PROVIDED DATA:

────────

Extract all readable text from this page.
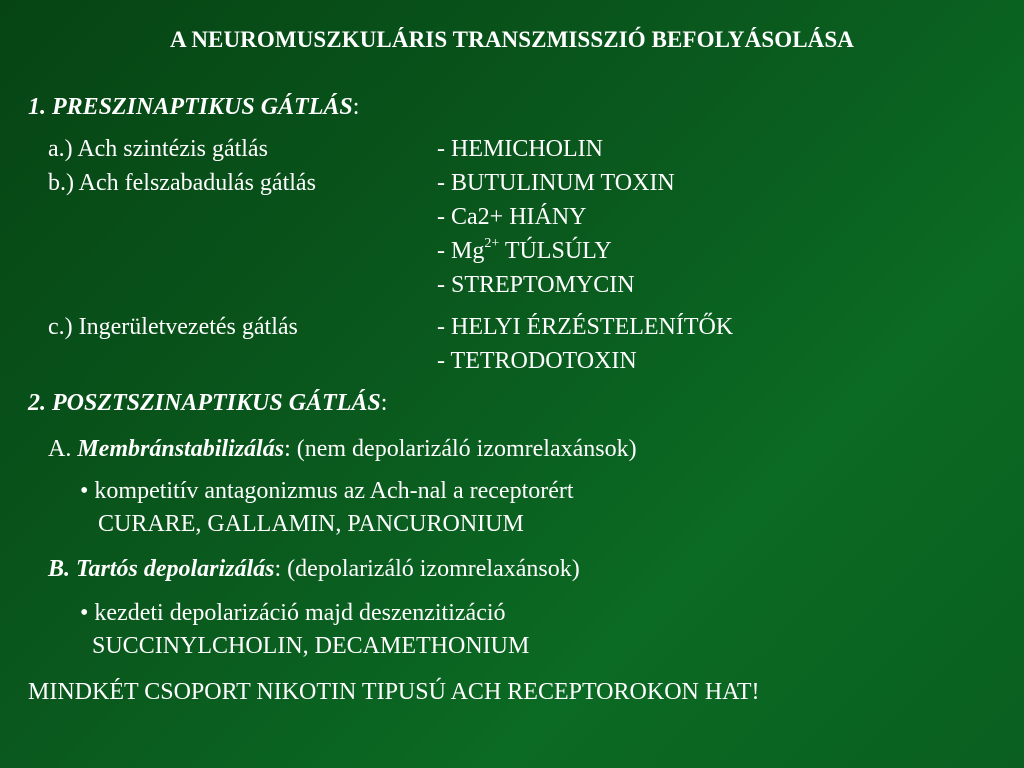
A NEUROMUSZKULÁRIS TRANSZMISSZIÓ BEFOLYÁSOLÁSA
1. PRESZINAPTIKUS GÁTLÁS:
a.) Ach szintézis gátlás	- HEMICHOLIN
b.) Ach felszabadulás gátlás	- BUTULINUM TOXIN
- Ca2+ HIÁNY
- $Mg^{2+}$ TÚLSÚLY
- STREPTOMYCIN
c.) Ingerületvezetés gátlás	- HELYI ÉRZÉSTELENÍTŐK
- TETRODOTOXIN
2. POSZTSZINAPTIKUS GÁTLÁS:
A. Membránstabilizálás: (nem depolarizáló izomrelaxánsok)
• kompetitív antagonizmus az Ach-nal a receptorért
CURARE, GALLAMIN, PANCURONIUM
B. Tartós depolarizálás: (depolarizáló izomrelaxánsok)
• kezdeti depolarizáció majd deszenzitizáció
SUCCINYLCHOLIN, DECAMETHONIUM
MINDKÉT CSOPORT NIKOTIN TIPUSÚ ACH RECEPTOROKON HAT!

────────

THE TASK: Pictures stay out; repeat all the rest of the records exactly.

ANSWER SPACE:
Extract all readable text from this page.
A NEUROMUSZKULÁRIS TRANSZMISSZIÓ BEFOLYÁSOLÁSA
1. PRESZINAPTIKUS GÁTLÁS:
a.) Ach szintézis gátlás	- HEMICHOLIN
b.) Ach felszabadulás gátlás	- BUTULINUM TOXIN
- Ca2+ HIÁNY
- $Mg^{2+}$ TÚLSÚLY
- STREPTOMYCIN
c.) Ingerületvezetés gátlás	- HELYI ÉRZÉSTELENÍTŐK
- TETRODOTOXIN
2. POSZTSZINAPTIKUS GÁTLÁS:
A. Membránstabilizálás: (nem depolarizáló izomrelaxánsok)
• kompetitív antagonizmus az Ach-nal a receptorért
CURARE, GALLAMIN, PANCURONIUM
B. Tartós depolarizálás: (depolarizáló izomrelaxánsok)
• kezdeti depolarizáció majd deszenzitizáció
SUCCINYLCHOLIN, DECAMETHONIUM
MINDKÉT CSOPORT NIKOTIN TIPUSÚ ACH RECEPTOROKON HAT!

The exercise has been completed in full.